Work instructions – Transcribe word for word the lines spanning the line with "What's the underlying" through the end of the records.

— start —

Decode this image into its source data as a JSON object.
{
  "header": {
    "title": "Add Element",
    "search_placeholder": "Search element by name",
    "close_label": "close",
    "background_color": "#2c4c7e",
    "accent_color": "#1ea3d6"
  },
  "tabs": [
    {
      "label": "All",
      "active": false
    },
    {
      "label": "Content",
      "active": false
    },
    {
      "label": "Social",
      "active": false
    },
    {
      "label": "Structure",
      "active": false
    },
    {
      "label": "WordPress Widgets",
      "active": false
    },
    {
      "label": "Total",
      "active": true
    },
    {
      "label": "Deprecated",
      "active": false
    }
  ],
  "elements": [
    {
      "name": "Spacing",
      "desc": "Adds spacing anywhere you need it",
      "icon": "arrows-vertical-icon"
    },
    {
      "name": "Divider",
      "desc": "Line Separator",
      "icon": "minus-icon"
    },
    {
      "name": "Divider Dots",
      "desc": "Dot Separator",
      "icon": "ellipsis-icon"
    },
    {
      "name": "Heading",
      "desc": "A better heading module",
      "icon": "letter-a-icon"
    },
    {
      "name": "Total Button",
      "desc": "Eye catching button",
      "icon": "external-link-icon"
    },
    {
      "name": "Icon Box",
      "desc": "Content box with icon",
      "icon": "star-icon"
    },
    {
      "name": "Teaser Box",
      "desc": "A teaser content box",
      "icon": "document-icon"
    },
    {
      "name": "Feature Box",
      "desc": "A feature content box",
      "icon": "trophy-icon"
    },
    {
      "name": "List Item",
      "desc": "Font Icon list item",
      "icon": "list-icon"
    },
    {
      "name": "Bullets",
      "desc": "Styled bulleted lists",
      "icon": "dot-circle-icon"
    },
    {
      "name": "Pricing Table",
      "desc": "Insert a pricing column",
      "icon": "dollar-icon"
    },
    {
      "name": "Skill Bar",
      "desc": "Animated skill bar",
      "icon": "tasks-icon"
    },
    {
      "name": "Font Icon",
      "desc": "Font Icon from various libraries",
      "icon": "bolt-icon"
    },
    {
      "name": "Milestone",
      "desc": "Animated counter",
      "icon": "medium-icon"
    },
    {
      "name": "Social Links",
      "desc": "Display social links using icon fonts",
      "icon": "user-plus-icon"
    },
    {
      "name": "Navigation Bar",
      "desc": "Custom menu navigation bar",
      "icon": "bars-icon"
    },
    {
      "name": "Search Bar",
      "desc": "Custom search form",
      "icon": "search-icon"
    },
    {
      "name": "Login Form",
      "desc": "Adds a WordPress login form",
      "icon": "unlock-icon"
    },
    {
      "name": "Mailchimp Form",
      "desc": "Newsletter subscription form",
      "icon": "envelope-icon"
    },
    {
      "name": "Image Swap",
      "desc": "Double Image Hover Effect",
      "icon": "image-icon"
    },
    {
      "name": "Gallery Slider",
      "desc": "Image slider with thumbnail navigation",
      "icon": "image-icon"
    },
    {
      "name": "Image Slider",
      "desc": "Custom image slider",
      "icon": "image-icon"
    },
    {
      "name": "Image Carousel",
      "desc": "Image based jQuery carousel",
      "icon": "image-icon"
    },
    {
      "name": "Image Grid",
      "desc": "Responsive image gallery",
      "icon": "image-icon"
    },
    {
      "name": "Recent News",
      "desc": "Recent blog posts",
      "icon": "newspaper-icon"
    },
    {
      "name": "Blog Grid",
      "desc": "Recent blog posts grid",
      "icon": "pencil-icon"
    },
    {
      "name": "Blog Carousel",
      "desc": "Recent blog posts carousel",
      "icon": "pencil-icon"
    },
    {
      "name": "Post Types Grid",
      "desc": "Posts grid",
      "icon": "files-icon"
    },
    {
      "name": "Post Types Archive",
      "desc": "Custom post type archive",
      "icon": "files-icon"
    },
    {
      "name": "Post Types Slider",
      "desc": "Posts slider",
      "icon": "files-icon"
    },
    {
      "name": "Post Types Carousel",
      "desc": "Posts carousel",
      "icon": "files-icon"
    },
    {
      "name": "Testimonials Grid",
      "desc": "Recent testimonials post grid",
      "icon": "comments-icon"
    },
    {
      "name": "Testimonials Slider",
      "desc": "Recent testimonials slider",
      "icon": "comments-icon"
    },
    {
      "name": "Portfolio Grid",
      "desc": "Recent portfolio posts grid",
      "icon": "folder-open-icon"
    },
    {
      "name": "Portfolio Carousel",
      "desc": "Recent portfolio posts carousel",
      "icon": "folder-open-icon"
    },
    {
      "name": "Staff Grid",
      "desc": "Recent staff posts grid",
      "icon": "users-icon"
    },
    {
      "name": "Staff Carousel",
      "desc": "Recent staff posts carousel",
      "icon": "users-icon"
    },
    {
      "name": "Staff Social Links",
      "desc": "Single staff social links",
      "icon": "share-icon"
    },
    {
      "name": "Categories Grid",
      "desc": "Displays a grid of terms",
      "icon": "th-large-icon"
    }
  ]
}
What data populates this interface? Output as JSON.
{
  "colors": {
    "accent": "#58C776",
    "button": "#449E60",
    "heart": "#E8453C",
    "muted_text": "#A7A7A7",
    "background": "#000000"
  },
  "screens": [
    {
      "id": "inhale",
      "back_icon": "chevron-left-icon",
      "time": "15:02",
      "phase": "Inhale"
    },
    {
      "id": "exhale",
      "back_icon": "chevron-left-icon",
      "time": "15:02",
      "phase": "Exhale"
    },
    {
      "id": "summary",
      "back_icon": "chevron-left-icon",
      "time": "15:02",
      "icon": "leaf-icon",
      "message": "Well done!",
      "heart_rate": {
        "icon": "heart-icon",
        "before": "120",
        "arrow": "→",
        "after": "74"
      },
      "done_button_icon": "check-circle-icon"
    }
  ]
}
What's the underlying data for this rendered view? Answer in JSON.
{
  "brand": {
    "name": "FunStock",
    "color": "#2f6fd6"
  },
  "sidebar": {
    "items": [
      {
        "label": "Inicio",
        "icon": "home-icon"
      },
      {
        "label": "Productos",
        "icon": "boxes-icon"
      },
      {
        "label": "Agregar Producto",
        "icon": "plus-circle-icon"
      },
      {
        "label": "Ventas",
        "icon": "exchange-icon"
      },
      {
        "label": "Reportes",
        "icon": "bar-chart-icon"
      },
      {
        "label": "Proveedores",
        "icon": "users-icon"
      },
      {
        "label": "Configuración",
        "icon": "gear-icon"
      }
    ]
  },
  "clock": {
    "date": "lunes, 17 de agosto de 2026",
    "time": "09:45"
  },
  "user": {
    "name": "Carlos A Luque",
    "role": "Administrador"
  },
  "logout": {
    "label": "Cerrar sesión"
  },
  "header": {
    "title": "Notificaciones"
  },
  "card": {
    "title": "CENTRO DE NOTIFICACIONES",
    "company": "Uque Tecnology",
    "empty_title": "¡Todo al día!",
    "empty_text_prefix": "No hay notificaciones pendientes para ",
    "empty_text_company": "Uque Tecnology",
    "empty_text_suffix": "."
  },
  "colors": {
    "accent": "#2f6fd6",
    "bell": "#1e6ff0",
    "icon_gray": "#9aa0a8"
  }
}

— end —

The response –
What's the underlying data for this rendered view? Answer in JSON.
{
  "brand": {
    "name": "FunStock",
    "color": "#2f6fd6"
  },
  "sidebar": {
    "items": [
      {
        "label": "Inicio",
        "icon": "home-icon"
      },
      {
        "label": "Productos",
        "icon": "boxes-icon"
      },
      {
        "label": "Agregar Producto",
        "icon": "plus-circle-icon"
      },
      {
        "label": "Ventas",
        "icon": "exchange-icon"
      },
      {
        "label": "Reportes",
        "icon": "bar-chart-icon"
      },
      {
        "label": "Proveedores",
        "icon": "users-icon"
      },
      {
        "label": "Configuración",
        "icon": "gear-icon"
      }
    ]
  },
  "clock": {
    "date": "lunes, 17 de agosto de 2026",
    "time": "09:45"
  },
  "user": {
    "name": "Carlos A Luque",
    "role": "Administrador"
  },
  "logout": {
    "label": "Cerrar sesión"
  },
  "header": {
    "title": "Notificaciones"
  },
  "card": {
    "title": "CENTRO DE NOTIFICACIONES",
    "company": "Uque Tecnology",
    "empty_title": "¡Todo al día!",
    "empty_text_prefix": "No hay notificaciones pendientes para ",
    "empty_text_company": "Uque Tecnology",
    "empty_text_suffix": "."
  },
  "colors": {
    "accent": "#2f6fd6",
    "bell": "#1e6ff0",
    "icon_gray": "#9aa0a8"
  }
}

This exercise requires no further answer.